Demokrasi, bireylerin hak ve özgürlüklerini korumayı, yönetimde şeffaflık sağlamayı ve adaleti temin etmeyi amaçlar.
Kayyım ise devletin bir kurum, şirket veya yerel yönetimi geçici olarak denetim altına almak amacıyla görevlendirdiği kişidir.
Konunun özeti budur!
Hak, hukuk, adalet konusu ise böyle durumlarda siyasetçiyi ilgilendiriyor.
Onlar konuşuyor, biz dinliyoruz, bazen de kafa sallıyoruz…
*- ANLADINIZ MI?
Feyzi Hepşenkal, Mahfi Bey’den duymuş:
‘Bazen bir istatistik verisi kitapların anlatamadığını anlatır!’
Bu arada verilere de yazmış!
Veriler şunlar:
‘Hukukun üstünlüğü’ ve ‘Yolsuzluk’ endeksleri…
Sonuçlarını söyleyip de canınızı sıkmayayım…
Ama ‘Anladınız mı?’ diye sorabilirim.

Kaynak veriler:

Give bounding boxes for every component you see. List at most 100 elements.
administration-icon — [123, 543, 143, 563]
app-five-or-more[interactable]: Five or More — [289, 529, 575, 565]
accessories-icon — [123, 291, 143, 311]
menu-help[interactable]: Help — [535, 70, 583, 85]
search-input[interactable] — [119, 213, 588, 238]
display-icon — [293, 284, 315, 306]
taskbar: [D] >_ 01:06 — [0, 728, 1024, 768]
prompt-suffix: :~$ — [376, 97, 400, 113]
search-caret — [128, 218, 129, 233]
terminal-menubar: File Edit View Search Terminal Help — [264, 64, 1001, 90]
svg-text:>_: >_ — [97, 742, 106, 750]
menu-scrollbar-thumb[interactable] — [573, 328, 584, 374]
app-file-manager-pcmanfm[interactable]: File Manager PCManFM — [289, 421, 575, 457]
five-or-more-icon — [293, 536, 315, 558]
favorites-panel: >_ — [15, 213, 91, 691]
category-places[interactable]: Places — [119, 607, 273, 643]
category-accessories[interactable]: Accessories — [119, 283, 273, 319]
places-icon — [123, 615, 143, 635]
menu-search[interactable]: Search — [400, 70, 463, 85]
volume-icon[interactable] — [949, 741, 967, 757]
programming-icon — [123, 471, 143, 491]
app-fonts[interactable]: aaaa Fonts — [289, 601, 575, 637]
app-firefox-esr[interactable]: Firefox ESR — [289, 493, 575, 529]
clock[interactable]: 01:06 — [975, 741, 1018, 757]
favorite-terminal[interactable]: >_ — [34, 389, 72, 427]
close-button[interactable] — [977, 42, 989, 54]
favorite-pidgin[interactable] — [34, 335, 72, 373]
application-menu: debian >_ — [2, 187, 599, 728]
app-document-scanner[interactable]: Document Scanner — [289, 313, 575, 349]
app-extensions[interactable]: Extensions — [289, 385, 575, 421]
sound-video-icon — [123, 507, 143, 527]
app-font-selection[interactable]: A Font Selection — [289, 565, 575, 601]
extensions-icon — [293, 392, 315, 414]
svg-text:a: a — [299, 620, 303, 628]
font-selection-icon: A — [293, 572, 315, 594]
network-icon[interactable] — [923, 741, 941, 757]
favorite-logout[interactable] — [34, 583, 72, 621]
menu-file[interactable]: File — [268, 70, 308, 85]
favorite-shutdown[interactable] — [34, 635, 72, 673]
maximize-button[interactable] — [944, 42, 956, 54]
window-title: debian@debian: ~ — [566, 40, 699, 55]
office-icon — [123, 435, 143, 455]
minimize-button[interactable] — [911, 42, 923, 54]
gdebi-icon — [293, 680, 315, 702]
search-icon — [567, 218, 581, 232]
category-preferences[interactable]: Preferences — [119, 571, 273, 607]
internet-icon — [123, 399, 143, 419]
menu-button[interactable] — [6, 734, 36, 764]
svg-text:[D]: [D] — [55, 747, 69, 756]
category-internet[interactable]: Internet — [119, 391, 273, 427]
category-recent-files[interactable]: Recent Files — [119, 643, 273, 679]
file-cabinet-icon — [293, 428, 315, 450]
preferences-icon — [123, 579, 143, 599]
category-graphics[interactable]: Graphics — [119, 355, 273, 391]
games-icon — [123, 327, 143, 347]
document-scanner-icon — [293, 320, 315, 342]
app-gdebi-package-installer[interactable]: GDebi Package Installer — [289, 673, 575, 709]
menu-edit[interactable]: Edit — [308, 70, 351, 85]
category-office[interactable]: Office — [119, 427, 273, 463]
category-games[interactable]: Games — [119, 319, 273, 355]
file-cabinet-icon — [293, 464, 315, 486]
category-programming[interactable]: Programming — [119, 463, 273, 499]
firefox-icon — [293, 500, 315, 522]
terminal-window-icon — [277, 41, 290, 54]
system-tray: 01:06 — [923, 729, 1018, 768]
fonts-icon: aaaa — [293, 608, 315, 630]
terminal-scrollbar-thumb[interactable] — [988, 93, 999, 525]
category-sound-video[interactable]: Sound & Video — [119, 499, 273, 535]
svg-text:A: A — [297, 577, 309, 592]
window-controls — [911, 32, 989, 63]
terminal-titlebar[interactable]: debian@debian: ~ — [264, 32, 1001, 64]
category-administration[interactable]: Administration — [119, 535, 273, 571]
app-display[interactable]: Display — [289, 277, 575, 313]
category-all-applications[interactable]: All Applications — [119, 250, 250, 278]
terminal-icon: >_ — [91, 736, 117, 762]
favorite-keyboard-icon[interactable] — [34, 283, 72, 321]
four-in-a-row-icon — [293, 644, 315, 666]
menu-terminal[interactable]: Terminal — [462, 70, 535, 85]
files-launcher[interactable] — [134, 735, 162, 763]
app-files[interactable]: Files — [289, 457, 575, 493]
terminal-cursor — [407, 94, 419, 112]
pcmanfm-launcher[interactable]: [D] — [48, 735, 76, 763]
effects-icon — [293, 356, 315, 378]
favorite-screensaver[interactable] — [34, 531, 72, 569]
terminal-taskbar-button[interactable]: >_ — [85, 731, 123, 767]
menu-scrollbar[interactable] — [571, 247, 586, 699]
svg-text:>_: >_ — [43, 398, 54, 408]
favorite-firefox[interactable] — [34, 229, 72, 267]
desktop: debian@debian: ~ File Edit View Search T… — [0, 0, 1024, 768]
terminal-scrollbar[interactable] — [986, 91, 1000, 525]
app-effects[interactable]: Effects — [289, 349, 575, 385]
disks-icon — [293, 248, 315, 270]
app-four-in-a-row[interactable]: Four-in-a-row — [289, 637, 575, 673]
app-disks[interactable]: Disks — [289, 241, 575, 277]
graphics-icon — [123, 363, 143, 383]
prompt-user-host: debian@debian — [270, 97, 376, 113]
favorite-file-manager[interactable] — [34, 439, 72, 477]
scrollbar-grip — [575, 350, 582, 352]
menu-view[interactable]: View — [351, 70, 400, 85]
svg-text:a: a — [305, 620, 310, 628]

▶ _Görev tanımı_: Demokrasi ve kayyım konulu alıntıda "Feyzi Hepşenkal, Mahfi" ifadesinden "mı?’ diye sorabilirim." ifadesine kadar olan bölümü olduğu gibi kopyalayın. Veriler, alıntıdan bağımsız ayrı bir malzemedir.

▶ _Görevin yanıtı_:
Feyzi Hepşenkal, Mahfi Bey’den duymuş:
‘Bazen bir istatistik verisi kitapların anlatamadığını anlatır!’
Bu arada verilere de yazmış!
Veriler şunlar:
‘Hukukun üstünlüğü’ ve ‘Yolsuzluk’ endeksleri…
Sonuçlarını söyleyip de canınızı sıkmayayım…
Ama ‘Anladınız mı?’ diye sorabilirim.